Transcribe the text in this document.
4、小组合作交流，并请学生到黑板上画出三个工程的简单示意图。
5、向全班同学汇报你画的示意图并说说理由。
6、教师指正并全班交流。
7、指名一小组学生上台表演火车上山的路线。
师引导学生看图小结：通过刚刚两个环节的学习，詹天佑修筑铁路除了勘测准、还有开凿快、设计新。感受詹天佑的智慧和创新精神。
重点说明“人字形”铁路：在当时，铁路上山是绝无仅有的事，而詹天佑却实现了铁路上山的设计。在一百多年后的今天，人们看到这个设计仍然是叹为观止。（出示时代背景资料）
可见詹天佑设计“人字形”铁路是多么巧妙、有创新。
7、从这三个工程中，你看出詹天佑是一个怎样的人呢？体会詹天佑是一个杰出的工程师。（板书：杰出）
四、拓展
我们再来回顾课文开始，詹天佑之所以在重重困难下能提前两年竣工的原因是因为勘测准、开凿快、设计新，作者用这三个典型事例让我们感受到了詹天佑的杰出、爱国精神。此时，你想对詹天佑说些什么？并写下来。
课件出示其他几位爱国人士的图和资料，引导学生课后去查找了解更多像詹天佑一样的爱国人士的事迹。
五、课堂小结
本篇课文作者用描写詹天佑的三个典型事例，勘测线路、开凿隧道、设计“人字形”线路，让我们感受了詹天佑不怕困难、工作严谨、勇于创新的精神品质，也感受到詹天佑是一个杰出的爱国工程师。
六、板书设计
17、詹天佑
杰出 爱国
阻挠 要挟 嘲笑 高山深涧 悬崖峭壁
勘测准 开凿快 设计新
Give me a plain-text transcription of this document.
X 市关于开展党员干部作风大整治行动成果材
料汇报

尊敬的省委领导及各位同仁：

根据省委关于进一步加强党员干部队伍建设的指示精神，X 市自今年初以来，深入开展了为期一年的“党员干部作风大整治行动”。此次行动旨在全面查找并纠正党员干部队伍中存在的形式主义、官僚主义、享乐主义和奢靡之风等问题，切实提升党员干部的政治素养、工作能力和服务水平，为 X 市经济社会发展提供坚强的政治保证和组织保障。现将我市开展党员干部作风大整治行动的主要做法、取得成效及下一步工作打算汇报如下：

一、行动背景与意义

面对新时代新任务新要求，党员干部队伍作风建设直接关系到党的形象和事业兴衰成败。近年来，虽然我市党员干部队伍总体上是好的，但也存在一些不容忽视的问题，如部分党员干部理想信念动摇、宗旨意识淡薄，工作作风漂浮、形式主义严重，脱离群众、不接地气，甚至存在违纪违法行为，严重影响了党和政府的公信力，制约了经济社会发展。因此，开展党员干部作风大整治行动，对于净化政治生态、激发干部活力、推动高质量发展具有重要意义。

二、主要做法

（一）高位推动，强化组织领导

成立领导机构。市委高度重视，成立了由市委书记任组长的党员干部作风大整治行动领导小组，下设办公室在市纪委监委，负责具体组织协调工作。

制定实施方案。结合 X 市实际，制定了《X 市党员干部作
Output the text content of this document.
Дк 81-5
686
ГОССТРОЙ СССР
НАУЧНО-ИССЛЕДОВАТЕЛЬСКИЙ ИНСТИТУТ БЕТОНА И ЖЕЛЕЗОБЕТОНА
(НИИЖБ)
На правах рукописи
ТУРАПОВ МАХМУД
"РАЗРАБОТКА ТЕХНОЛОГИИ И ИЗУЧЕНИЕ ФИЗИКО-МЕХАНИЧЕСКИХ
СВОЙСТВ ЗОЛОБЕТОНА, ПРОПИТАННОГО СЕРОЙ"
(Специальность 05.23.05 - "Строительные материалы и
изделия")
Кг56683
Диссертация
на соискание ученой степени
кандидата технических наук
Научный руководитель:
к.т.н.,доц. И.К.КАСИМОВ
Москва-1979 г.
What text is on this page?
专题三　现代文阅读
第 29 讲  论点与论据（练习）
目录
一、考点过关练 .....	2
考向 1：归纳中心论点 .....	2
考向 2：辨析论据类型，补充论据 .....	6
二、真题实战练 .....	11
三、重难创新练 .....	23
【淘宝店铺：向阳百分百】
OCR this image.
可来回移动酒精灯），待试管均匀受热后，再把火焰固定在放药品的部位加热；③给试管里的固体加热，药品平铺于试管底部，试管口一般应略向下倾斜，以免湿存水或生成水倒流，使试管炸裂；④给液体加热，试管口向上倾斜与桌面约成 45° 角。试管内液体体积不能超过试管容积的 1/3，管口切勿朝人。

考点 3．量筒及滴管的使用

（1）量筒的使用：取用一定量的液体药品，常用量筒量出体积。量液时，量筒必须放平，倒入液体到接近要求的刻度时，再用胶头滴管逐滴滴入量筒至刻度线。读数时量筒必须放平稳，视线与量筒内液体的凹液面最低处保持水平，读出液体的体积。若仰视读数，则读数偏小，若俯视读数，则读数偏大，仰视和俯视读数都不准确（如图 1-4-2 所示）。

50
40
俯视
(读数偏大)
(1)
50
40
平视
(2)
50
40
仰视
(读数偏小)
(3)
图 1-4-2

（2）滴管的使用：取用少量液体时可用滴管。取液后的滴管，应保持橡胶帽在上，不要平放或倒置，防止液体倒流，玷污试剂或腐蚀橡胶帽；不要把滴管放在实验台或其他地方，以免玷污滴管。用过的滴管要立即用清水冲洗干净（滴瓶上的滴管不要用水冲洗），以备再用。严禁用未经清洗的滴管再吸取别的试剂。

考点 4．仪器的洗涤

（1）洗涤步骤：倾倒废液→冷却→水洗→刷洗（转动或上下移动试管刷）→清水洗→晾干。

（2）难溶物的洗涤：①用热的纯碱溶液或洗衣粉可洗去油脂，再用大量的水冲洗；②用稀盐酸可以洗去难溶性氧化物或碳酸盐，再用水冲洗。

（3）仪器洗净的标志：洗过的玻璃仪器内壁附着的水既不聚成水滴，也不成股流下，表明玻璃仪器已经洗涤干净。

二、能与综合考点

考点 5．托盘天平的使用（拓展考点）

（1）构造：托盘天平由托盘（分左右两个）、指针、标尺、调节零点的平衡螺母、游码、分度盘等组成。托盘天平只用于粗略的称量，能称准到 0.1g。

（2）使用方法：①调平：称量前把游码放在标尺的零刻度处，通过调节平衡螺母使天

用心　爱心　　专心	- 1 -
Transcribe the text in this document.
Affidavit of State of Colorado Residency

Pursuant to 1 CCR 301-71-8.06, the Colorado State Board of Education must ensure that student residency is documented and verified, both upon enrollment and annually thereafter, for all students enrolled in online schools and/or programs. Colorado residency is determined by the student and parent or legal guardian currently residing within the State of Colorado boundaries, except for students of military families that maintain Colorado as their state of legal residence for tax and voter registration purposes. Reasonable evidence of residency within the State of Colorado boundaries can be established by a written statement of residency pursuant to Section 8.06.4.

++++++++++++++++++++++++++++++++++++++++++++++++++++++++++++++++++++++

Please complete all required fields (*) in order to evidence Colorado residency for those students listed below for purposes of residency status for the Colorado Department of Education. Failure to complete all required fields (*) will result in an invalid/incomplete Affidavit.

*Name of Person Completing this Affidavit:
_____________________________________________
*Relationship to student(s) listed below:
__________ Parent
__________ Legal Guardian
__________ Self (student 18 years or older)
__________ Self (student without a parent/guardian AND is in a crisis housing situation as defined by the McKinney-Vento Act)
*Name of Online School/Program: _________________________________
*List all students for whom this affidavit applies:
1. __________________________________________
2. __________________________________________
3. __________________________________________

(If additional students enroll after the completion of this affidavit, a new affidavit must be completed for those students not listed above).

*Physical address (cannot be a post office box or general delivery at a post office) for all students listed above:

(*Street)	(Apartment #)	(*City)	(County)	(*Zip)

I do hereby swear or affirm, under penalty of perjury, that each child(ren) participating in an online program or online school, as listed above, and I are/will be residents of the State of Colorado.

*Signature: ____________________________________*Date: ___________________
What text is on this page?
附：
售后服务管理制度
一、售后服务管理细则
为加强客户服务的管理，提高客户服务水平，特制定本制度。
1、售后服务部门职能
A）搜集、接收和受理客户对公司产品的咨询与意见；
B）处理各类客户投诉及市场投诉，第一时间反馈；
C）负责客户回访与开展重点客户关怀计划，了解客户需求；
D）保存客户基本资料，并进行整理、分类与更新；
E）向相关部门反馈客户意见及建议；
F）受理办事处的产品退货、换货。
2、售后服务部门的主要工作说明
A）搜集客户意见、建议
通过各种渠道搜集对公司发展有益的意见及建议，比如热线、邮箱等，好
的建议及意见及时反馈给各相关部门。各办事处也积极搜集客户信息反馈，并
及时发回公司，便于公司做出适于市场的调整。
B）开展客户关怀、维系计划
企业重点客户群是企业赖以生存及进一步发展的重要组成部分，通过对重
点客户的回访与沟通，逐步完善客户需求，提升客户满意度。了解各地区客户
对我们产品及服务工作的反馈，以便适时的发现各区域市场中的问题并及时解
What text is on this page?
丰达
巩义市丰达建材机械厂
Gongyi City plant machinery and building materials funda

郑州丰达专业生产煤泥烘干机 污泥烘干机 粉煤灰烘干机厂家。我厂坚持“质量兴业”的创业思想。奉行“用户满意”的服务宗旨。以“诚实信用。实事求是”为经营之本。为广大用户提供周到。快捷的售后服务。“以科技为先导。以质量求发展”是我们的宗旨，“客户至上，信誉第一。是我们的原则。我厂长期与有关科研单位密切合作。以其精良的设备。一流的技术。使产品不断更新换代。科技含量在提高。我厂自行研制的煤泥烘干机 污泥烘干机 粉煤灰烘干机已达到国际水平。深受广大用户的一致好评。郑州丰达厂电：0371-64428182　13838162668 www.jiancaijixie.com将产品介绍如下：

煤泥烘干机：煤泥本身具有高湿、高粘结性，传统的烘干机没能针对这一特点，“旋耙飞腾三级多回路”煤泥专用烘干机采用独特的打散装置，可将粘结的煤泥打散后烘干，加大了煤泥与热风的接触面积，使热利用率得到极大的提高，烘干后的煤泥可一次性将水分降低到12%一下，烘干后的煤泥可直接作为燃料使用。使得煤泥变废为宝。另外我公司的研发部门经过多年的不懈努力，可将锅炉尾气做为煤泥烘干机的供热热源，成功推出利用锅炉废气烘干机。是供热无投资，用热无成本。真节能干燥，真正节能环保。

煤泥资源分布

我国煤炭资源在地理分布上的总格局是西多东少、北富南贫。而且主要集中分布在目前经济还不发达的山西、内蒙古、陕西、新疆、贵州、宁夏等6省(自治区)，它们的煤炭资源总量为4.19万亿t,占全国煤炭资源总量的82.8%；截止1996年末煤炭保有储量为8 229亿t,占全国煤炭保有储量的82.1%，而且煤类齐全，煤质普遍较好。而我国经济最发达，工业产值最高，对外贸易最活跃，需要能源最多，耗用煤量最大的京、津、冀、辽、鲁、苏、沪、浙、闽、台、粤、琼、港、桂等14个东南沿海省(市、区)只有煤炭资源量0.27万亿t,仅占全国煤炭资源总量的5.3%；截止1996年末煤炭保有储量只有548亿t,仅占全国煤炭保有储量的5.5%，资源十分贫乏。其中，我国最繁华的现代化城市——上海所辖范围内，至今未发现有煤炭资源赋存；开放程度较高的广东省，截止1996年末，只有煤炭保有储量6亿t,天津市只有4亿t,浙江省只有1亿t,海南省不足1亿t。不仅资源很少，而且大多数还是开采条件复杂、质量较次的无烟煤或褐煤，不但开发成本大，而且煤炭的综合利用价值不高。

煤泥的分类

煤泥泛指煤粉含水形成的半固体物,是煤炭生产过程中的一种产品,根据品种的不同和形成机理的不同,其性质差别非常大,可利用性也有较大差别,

# DIRECTIONS
List each line of the records that holds the string "City".

# ANSWER
(*Street)	(Apartment #)	(*City)	(County)	(*Zip)
Gongyi City plant machinery and building materials funda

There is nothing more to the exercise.